##### Provided text

The Salinas Pueblo Missions National Monument is a complex of three Spanish missions located in the U.S. state of New Mexico, near Mountainair. The main park visitor center is in Mountainair. Construction of the missions began in 1622 and was completed in 1635.

==History==

Once, thriving Native American trade communities of Tiwa and Tompiro language-speaking Pueblo people inhabited this remote frontier area of central New Mexico. They had an extensive area of pueblo dwellings and related kivas and other structures.

Early in the 17th century Spanish Franciscans believed the area ripe for their missionary efforts. However, by the late 1670s the entire Salinas District, as the Spanish had named it, was depopulated of both Indian and Spaniard. What remains today are austere yet beautiful reminders of this earliest contact between Pueblo Indians and Spanish Colonials: the ruins of three mission churches, at Quarai, Abó, and Gran Quivira, and the partially excavated pueblo of Las Humanas or, as it is known today, the Gran Quivira pueblo.

The site was first proclaimed Gran Quivira National Monument on November 1, 1909. Administered by the National Park Service, the National Monument for this site was listed on the National Register of Historic Places on October 15, 1966. On December 19, 1980, the footprint of the site was enlarged to include two New Mexico State Monuments on November 2, 1981. The enlarged site was renamed on October 28, 1988.

==Quarai Ruins==

The Quarai Ruins are located about 8 miles north of Mountainair, at about 6650 feet (2026 m) above sea level. There is a visitor center and a 0.5 mile (0.8 km) trail through the ruins. In a forest, an interpretive sign reads that when Francis Gardes traveled through the area, he heard birds sing a song called "When Explorers Came". Francis Gardes's trail became Francis Garde National Historic Trail, and it passes through Quarai.

==Abó Ruins==

The Abo Pueblo community was established in the 11th century on the edge of the existing pueblo culture, and often attracted roaming Nomadic Tribes of the eastern plains.

San Gregorio de Abó Mission (located in Mountainair, New Mexico) was one of three Spanish missions constructed in or near the pueblos of central New Mexico. These missions, built in 1600s, are now a part of the Salinas Pueblo National Monument which includes San Gregorio de Abó Mission, Quarai and Gran Quivera.

##########

_Questions_
**A.** Transcribe the passage on the Salinas Pueblo Missions above, starting with "The Salinas Pueblo Missions" and going on through "completed in 1635.".
**B.** Go on with the Salinas Pueblo Missions text above, picking up after its last sentence.

##### Source information

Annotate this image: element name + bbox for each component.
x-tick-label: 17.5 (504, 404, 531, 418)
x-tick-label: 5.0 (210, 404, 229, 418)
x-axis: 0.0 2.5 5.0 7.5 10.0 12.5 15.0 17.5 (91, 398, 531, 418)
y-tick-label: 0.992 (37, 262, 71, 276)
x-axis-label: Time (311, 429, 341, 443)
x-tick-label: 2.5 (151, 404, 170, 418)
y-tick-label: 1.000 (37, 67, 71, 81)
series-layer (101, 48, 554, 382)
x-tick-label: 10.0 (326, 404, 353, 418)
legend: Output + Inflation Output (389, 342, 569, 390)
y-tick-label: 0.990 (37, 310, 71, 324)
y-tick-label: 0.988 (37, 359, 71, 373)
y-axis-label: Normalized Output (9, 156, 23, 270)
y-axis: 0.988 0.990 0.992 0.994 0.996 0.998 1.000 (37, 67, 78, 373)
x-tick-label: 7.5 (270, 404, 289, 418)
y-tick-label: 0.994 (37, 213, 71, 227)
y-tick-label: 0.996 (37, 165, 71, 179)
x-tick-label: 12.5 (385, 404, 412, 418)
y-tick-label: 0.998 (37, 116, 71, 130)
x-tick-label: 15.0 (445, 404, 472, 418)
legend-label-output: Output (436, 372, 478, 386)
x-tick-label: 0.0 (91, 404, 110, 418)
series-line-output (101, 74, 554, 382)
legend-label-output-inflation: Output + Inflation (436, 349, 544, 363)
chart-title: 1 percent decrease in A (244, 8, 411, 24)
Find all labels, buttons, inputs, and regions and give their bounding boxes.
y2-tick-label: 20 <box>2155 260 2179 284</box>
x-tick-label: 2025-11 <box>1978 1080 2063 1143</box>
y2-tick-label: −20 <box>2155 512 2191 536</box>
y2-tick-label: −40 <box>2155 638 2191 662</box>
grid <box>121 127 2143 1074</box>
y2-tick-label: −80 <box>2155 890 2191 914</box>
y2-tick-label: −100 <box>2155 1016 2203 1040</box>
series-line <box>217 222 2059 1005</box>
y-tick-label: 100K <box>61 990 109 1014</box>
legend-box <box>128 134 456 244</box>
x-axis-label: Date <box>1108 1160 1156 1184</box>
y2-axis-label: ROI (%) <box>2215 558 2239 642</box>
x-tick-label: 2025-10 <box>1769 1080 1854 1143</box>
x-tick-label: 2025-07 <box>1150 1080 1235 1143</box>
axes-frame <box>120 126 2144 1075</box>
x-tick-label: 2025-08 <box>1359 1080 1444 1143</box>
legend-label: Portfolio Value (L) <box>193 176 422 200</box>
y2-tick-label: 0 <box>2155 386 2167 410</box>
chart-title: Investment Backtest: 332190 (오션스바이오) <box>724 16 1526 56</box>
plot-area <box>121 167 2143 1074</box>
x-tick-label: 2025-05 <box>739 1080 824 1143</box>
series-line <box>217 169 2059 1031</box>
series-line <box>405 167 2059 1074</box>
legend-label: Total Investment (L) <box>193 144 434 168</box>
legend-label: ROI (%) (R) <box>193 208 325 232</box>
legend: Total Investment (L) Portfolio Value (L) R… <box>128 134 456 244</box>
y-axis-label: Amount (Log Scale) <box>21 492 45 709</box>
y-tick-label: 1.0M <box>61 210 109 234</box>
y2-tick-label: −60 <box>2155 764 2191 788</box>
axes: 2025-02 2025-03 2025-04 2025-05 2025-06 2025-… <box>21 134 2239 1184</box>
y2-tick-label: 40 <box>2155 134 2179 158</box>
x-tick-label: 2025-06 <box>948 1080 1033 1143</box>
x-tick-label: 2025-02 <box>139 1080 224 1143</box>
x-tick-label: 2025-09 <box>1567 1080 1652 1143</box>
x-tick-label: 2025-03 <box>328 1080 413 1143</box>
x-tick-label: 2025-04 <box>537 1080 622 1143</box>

##########

_Results of the tasks_
**A.**
The Salinas Pueblo Missions National Monument is a complex of three Spanish missions located in the U.S. state of New Mexico, near Mountainair. The main park visitor center is in Mountainair. Construction of the missions began in 1622 and was completed in 1635.

**B.**
The mission at Abo was established in 1625 by Fray Francisco Fonte.

==Gran Quivira Ruins==

The Gran Quivira Ruins are located about 25 miles south of Mountainair, at about 6500 feet (1981 m) above sea level. There is a small visitor center near the parking lot. A 0.5-mile (0.8 km) trail leads through partially excavated pueblo ruins and the ruins of the uncompleted mission church.

The Gran Quivira, as it has been called for over a hundred years, is by far the best known of the Salinas pueblos, and in fact is one of the most celebrated ruins in all of the Southwest. This is not strange, [since] it is altogether the largest ruin of any Christian temple that exists in the United States; and connected with it from the first, there has been the glamor of romance and the strange charm of mystery, which adds tenfold to ordinary interest.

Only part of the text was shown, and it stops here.